Records provided:

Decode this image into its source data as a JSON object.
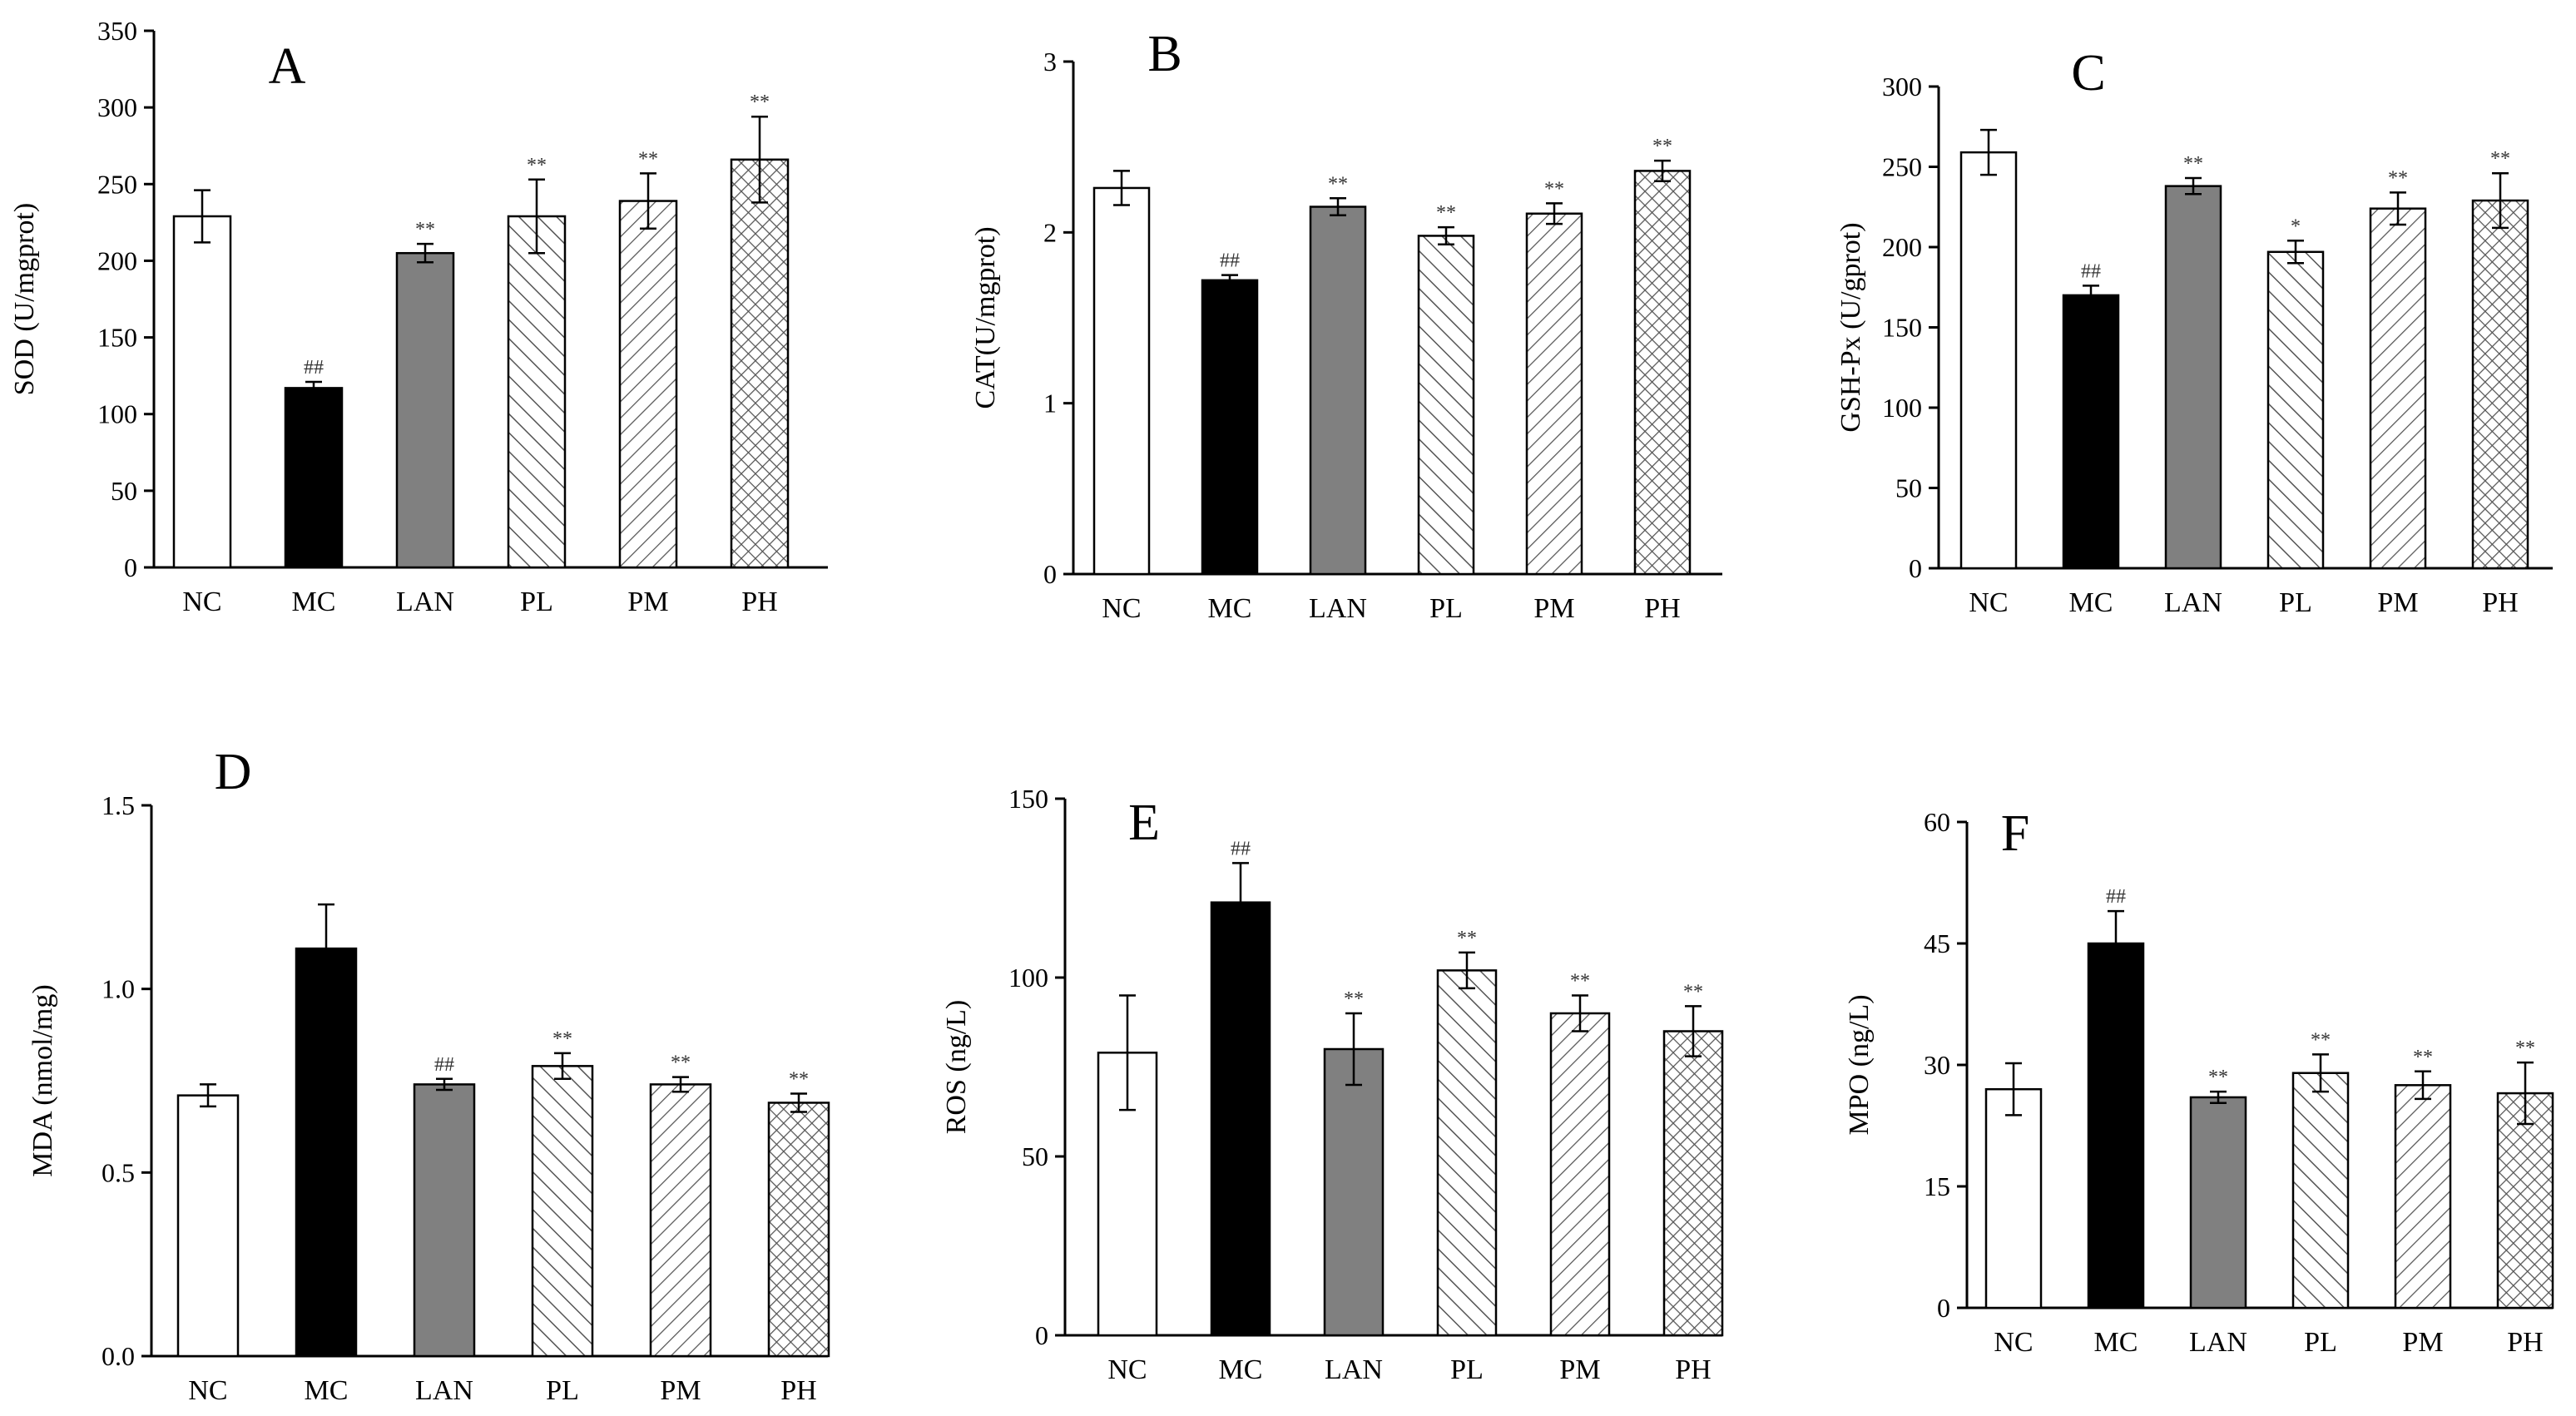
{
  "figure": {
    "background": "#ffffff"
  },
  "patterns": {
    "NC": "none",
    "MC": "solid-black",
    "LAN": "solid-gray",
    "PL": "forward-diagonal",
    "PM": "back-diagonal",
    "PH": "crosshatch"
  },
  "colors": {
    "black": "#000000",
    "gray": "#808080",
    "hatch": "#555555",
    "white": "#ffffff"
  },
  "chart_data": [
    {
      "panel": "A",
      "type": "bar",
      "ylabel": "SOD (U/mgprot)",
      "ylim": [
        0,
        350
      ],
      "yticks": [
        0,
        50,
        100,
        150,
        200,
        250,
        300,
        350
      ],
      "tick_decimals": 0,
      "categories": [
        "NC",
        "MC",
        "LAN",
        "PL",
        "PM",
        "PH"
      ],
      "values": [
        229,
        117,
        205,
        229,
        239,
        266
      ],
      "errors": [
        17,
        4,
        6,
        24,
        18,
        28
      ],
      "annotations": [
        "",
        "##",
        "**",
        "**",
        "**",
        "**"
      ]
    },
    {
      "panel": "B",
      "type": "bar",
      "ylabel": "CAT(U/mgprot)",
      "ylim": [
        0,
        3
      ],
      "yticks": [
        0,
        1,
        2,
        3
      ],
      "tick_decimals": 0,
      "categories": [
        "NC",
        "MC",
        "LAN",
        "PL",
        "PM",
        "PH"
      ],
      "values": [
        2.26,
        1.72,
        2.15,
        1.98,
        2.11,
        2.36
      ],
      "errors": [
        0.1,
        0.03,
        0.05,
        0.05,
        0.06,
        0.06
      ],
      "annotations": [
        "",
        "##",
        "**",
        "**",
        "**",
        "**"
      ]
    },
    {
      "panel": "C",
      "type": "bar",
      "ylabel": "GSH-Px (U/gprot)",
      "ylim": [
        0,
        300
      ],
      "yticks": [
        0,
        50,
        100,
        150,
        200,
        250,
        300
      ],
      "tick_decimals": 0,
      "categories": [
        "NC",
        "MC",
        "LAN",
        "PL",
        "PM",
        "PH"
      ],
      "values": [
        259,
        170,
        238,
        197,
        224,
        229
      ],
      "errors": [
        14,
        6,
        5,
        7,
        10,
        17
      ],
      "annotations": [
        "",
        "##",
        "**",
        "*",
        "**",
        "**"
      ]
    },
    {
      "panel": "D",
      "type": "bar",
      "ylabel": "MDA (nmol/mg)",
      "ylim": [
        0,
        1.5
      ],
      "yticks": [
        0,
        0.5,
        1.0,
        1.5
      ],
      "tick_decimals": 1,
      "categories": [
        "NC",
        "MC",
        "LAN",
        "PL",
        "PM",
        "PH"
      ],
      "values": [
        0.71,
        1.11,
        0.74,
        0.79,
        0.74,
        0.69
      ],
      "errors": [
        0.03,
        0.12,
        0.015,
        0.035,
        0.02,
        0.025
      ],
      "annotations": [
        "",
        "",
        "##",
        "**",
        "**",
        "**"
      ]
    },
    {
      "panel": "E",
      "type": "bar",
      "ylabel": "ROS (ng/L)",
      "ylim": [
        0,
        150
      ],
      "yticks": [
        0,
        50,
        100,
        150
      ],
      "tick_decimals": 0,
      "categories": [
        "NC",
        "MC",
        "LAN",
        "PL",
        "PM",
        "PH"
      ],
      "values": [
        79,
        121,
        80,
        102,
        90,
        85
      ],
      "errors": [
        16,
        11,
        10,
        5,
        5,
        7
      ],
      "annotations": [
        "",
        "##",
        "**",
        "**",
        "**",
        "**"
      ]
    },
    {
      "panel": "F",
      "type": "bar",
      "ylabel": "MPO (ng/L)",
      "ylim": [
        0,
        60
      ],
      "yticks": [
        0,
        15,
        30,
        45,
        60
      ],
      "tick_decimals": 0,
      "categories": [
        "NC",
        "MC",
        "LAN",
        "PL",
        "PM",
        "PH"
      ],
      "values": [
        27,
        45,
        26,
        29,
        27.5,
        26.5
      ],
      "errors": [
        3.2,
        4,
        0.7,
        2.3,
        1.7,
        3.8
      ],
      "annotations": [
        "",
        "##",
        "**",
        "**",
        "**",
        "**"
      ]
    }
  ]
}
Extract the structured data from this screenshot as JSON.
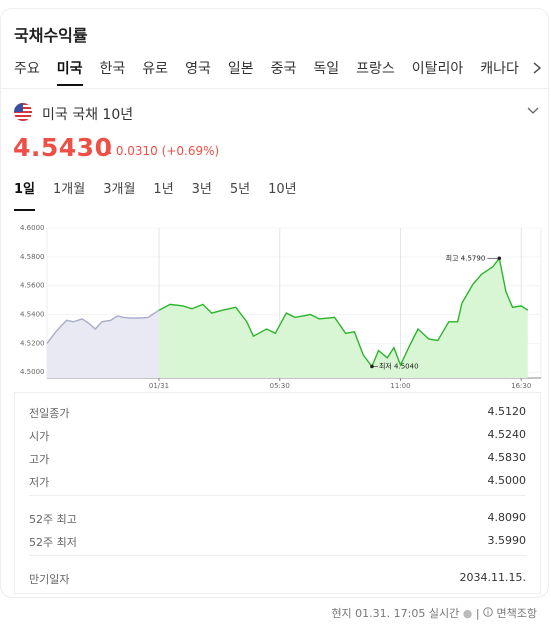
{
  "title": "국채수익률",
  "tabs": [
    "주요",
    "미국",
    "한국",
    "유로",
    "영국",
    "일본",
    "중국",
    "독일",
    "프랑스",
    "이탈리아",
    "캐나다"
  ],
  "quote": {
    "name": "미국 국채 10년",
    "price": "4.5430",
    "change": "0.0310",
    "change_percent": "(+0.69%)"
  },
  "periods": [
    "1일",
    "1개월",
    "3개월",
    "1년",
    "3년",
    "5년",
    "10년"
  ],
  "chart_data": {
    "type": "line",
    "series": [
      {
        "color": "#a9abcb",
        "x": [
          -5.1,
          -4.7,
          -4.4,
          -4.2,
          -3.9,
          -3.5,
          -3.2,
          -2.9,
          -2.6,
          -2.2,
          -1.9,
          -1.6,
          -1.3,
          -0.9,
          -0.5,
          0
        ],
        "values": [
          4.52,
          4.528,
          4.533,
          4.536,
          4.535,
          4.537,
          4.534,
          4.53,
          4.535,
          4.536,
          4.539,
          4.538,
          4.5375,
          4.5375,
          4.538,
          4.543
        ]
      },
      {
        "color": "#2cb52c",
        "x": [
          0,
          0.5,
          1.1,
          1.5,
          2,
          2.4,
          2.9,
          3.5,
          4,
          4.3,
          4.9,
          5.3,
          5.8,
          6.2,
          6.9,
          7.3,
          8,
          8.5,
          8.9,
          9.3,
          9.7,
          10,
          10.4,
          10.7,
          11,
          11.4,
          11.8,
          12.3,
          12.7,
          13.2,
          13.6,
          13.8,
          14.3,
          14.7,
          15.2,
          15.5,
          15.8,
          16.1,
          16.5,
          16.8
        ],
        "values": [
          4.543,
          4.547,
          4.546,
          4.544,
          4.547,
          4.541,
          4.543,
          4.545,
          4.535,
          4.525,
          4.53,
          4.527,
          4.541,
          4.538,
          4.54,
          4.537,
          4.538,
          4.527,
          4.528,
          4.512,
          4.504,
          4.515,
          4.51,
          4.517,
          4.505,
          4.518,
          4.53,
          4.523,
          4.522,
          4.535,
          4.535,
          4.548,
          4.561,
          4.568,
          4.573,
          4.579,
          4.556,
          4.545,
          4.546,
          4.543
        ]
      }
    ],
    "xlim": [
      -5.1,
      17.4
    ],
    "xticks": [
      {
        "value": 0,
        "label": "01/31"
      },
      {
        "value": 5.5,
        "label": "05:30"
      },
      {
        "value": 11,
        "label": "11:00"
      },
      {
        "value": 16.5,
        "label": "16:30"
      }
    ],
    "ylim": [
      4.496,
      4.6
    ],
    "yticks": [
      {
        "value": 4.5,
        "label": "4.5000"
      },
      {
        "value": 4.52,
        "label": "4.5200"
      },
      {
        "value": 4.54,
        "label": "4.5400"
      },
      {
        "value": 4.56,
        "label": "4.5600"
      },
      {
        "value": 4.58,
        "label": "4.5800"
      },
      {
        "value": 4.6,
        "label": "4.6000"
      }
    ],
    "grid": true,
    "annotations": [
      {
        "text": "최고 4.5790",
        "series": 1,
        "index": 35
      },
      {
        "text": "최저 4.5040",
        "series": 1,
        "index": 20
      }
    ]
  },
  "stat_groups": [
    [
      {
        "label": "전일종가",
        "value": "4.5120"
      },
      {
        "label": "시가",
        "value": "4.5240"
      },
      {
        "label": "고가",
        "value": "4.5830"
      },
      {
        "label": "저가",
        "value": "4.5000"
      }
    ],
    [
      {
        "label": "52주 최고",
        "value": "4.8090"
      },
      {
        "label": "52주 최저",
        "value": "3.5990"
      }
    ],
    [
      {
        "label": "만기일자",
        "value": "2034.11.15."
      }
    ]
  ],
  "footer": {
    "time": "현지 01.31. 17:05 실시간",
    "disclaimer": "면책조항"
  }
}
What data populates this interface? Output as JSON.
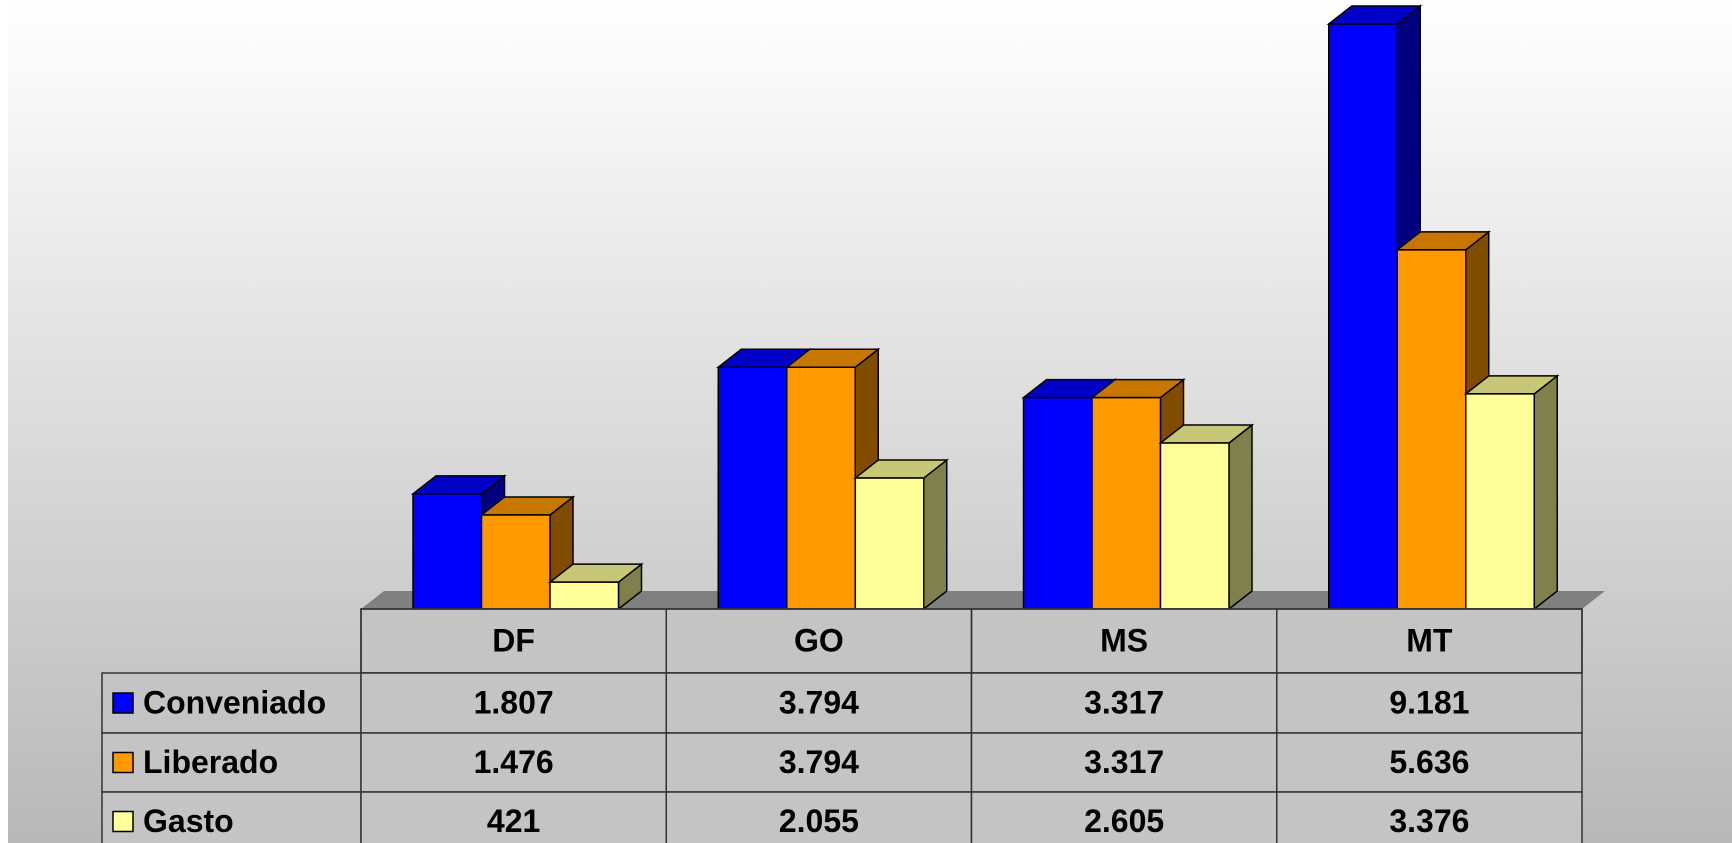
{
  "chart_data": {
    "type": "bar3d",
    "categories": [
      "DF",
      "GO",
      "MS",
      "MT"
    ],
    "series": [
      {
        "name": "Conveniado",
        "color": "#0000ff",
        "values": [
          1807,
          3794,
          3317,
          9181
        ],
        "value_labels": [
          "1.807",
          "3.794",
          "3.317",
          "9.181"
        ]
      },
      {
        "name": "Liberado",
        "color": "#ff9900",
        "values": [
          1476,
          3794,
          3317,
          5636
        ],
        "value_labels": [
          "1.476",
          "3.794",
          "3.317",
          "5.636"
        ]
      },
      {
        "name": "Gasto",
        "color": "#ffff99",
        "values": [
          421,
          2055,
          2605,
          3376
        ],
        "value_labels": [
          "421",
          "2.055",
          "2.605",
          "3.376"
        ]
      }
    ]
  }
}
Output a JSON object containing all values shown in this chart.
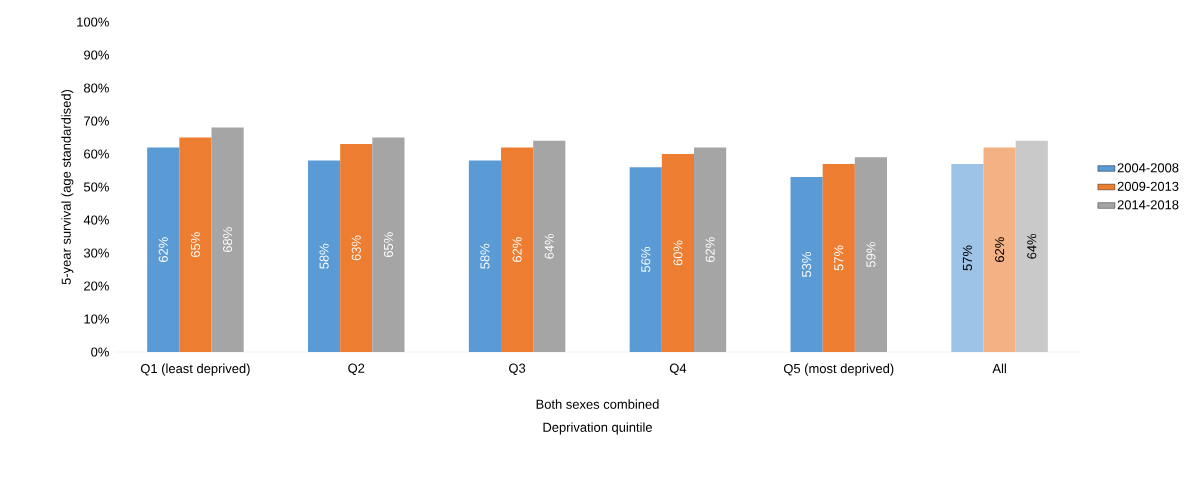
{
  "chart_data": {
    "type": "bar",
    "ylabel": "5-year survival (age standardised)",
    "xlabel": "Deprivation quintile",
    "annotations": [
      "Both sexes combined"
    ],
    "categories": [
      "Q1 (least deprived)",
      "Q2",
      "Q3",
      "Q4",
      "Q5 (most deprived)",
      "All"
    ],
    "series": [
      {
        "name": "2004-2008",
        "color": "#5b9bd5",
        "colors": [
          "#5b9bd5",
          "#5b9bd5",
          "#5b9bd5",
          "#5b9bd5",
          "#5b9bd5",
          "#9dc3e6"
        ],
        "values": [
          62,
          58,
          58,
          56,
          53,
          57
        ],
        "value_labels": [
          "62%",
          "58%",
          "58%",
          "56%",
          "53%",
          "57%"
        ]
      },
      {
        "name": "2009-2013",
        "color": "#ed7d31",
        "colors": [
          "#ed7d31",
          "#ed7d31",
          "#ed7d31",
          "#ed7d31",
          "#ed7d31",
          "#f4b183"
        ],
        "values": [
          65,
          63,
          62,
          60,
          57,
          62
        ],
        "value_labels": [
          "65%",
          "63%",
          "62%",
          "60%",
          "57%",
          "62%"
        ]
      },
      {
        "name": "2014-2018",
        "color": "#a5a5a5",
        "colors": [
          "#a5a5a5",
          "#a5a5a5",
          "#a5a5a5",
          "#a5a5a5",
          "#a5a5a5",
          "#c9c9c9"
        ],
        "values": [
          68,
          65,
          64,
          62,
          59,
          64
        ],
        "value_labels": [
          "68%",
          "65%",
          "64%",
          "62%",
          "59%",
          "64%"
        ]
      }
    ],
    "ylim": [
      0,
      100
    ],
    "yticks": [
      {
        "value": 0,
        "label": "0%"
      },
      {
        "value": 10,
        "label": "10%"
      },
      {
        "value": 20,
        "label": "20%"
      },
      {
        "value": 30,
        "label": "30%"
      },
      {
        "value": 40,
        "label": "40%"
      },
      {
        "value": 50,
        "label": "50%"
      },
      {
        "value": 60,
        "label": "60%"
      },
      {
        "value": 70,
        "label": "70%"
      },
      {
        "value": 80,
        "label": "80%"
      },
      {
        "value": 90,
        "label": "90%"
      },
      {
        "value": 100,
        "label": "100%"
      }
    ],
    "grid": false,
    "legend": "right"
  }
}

Objective:
Which lines hold the word "ylabel"? Copy each of them from the records.

Solution below:
      "ylabel": "SOD (U/mgprot)",
      "ylabel": "CAT(U/mgprot)",
      "ylabel": "GSH-Px (U/gprot)",
      "ylabel": "MDA (nmol/mg)",
      "ylabel": "ROS (ng/L)",
      "ylabel": "MPO (ng/L)",
    "ylabel": "5-year survival (age standardised)",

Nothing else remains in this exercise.